[Source data]
:::

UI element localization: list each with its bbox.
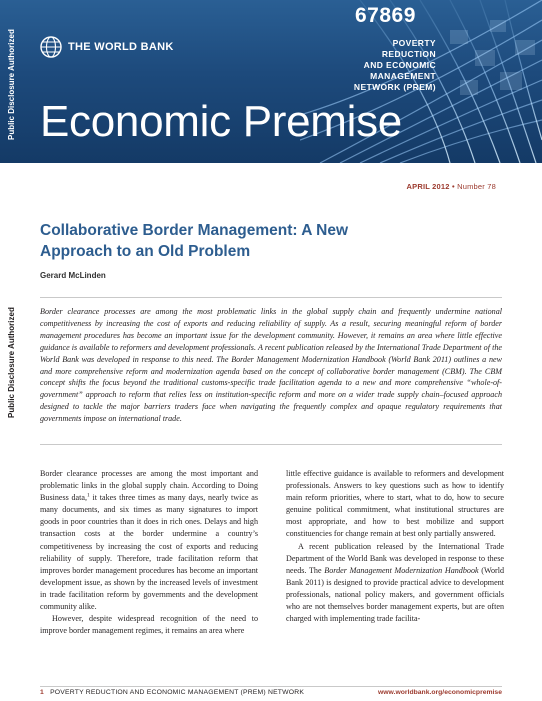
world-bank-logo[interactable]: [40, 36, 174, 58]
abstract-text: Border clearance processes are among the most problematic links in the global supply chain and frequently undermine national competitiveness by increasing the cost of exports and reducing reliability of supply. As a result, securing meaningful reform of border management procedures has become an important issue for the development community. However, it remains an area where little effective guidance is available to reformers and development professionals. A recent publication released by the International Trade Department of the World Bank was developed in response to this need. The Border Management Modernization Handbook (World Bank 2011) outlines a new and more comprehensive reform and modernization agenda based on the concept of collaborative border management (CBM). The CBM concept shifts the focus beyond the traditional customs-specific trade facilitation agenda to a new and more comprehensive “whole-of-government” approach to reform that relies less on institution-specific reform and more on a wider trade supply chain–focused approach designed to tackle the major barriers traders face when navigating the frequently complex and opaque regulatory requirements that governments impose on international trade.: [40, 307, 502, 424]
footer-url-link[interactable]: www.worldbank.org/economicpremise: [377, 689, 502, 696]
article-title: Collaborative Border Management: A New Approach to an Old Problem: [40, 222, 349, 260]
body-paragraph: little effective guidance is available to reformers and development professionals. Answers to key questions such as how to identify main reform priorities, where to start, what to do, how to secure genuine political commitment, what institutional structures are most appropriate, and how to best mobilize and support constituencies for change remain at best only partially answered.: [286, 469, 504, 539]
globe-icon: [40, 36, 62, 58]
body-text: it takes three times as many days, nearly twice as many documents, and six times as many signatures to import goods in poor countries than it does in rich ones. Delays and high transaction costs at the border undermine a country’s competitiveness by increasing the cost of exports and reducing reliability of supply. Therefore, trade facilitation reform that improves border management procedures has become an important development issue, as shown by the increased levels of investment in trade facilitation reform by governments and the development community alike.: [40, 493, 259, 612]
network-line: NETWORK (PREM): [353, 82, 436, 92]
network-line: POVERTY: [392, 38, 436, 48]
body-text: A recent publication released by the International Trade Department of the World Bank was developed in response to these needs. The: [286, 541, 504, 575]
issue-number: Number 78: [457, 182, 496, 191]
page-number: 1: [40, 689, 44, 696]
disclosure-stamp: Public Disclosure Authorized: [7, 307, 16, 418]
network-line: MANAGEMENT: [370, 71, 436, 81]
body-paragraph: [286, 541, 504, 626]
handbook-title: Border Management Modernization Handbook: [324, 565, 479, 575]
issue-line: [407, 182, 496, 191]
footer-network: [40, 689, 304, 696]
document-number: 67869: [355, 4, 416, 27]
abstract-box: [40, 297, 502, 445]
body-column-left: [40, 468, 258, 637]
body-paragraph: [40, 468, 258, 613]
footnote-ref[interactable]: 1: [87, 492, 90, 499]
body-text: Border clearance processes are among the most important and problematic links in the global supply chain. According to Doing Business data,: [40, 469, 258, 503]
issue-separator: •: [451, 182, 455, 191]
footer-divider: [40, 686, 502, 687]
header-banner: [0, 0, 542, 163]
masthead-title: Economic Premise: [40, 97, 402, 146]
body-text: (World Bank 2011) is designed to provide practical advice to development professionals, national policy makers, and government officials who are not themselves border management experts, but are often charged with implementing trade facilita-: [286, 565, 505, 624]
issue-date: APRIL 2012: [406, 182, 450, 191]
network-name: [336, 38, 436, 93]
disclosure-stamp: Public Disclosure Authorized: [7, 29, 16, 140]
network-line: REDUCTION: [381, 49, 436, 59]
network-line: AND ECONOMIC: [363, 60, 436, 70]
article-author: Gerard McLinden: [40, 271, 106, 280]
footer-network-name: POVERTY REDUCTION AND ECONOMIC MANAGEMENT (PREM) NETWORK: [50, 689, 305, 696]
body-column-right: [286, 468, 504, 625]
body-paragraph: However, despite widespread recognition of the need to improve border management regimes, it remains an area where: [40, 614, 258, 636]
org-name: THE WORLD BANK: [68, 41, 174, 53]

:::

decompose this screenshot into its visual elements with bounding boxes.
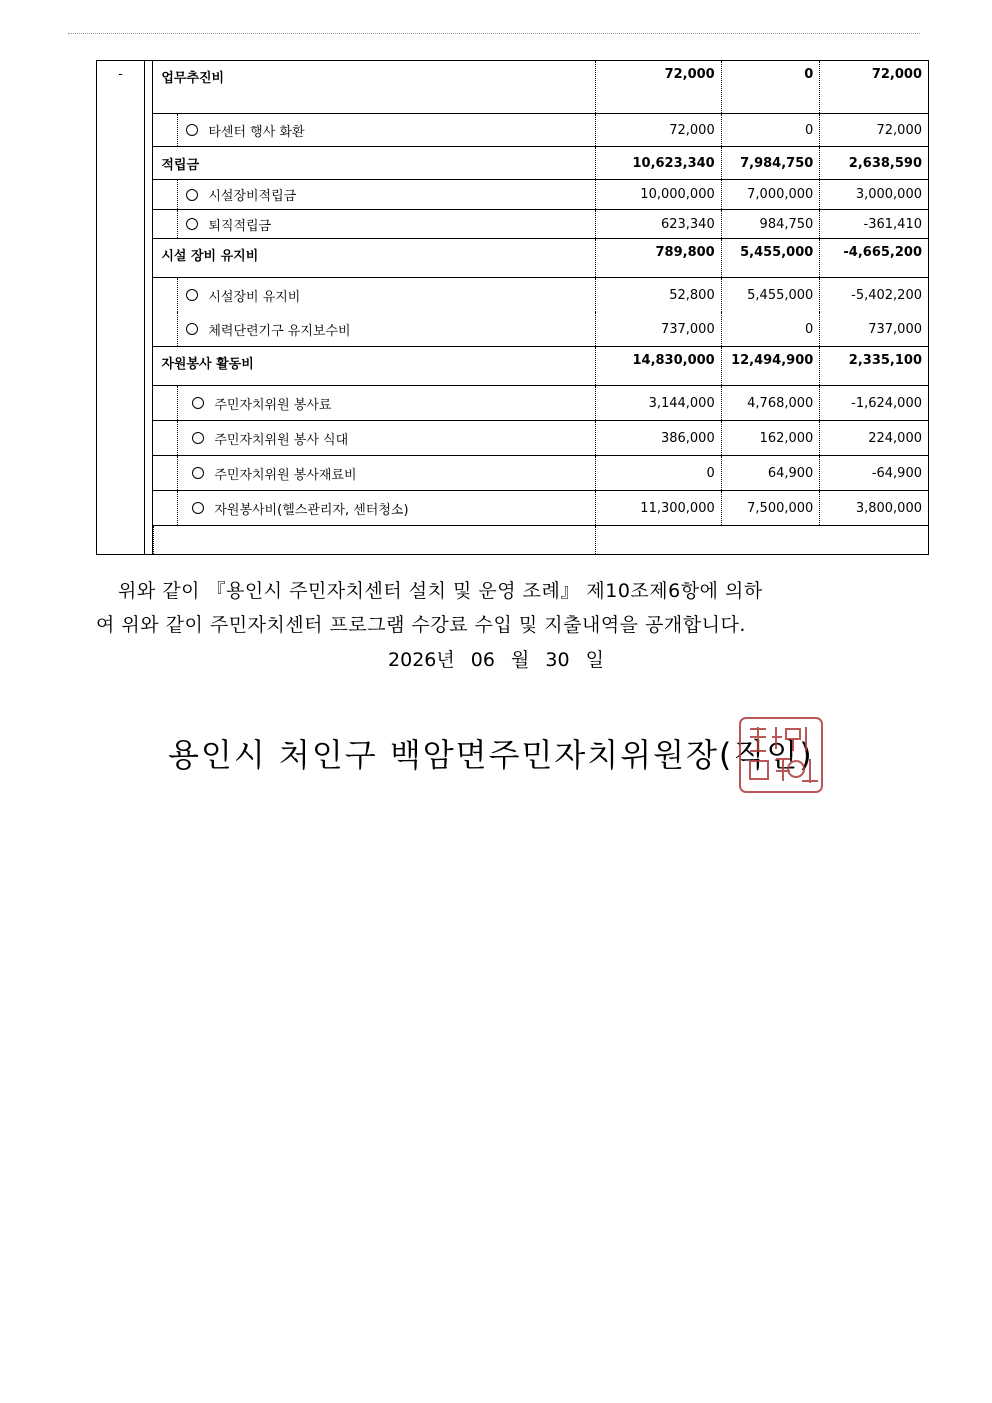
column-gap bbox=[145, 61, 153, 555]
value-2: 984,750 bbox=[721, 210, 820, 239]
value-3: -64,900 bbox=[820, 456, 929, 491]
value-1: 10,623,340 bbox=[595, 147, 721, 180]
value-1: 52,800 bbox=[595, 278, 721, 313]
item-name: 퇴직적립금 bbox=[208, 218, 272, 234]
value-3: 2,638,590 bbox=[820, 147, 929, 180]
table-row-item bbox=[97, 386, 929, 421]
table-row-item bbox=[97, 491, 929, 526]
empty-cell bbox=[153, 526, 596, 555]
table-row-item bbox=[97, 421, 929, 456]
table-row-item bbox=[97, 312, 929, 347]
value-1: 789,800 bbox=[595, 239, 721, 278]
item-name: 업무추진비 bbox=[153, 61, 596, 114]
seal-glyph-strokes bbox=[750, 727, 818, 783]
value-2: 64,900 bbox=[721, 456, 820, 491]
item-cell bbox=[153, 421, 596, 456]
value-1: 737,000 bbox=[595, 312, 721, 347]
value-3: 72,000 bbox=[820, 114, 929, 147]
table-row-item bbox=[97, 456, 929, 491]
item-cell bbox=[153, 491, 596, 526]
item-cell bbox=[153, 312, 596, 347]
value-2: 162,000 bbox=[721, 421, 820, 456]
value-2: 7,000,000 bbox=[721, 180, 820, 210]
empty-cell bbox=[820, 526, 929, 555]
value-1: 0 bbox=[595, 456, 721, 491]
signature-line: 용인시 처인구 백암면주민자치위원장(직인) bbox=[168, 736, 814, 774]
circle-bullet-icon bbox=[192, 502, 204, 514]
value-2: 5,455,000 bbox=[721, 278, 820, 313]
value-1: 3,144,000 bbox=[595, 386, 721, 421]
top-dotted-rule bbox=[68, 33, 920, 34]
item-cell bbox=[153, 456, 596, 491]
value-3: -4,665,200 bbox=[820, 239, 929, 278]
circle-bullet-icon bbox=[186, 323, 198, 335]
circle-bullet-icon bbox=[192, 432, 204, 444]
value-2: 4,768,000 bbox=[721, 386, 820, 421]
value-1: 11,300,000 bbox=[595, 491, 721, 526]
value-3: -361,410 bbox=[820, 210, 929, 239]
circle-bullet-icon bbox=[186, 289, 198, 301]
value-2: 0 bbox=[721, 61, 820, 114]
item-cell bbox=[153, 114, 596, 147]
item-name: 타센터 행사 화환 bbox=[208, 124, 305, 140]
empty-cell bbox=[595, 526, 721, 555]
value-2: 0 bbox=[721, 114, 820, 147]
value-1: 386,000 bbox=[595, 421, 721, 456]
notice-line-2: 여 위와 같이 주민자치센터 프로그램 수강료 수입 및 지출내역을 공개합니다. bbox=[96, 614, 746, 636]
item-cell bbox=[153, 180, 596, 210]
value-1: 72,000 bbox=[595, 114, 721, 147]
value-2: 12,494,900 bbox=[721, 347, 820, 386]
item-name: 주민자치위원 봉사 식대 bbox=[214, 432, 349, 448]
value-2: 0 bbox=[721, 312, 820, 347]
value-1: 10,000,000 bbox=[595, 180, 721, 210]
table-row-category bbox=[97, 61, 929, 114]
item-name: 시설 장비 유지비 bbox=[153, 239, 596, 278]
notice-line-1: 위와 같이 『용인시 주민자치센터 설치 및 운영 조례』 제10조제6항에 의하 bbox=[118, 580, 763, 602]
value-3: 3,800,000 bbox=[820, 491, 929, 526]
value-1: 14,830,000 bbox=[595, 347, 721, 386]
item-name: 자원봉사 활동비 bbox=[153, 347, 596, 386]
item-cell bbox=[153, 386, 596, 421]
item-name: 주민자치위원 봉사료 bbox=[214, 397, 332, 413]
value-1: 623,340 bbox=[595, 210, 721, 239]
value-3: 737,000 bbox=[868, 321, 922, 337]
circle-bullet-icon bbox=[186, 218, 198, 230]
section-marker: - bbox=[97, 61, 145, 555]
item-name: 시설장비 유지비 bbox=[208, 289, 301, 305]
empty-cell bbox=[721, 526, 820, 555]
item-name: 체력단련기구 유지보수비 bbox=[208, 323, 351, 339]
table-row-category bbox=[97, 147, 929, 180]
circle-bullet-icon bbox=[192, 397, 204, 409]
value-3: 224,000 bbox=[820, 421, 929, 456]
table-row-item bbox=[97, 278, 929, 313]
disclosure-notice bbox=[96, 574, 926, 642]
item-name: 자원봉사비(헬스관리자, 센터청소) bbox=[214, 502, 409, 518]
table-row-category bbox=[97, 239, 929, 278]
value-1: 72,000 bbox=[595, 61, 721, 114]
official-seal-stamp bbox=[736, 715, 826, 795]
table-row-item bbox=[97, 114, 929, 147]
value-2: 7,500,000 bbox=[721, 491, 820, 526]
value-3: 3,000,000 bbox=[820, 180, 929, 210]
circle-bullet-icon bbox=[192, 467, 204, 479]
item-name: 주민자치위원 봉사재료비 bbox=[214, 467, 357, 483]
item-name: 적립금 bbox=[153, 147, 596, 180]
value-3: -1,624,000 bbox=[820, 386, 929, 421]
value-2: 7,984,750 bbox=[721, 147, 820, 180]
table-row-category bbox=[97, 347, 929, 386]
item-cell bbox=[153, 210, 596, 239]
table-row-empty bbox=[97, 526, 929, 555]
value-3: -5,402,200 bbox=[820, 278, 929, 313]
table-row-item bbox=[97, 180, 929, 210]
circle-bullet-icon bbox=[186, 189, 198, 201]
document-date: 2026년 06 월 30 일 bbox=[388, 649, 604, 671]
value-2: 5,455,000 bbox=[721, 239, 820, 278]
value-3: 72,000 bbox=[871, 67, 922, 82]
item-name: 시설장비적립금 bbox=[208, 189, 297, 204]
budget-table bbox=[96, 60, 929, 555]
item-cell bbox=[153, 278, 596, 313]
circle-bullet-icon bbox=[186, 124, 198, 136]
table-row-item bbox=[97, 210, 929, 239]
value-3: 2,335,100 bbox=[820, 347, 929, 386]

:::

• **Problem requirements**
Can you reproduce only the rows starting at "column-gap bbox=[145, 61, 153, 555]" and ending at "value-2: 162,000 bbox=[721, 421, 820, 456]", replacing "table-row-item" with "table-row-entry" and keeping everything else the same?

• **Correct output**
column-gap bbox=[145, 61, 153, 555]
value-2: 984,750 bbox=[721, 210, 820, 239]
value-3: -64,900 bbox=[820, 456, 929, 491]
value-1: 10,623,340 bbox=[595, 147, 721, 180]
value-1: 52,800 bbox=[595, 278, 721, 313]
item-name: 퇴직적립금 bbox=[208, 218, 272, 234]
value-3: 2,638,590 bbox=[820, 147, 929, 180]
table-row-entry bbox=[97, 386, 929, 421]
table-row-entry bbox=[97, 491, 929, 526]
empty-cell bbox=[153, 526, 596, 555]
table-row-entry bbox=[97, 421, 929, 456]
table-row-entry bbox=[97, 312, 929, 347]
value-1: 789,800 bbox=[595, 239, 721, 278]
item-name: 업무추진비 bbox=[153, 61, 596, 114]
seal-glyph-strokes bbox=[750, 727, 818, 783]
value-2: 64,900 bbox=[721, 456, 820, 491]
item-cell bbox=[153, 421, 596, 456]
value-1: 737,000 bbox=[595, 312, 721, 347]
value-3: 72,000 bbox=[820, 114, 929, 147]
table-row-entry bbox=[97, 456, 929, 491]
item-cell bbox=[153, 491, 596, 526]
item-cell bbox=[153, 312, 596, 347]
value-2: 162,000 bbox=[721, 421, 820, 456]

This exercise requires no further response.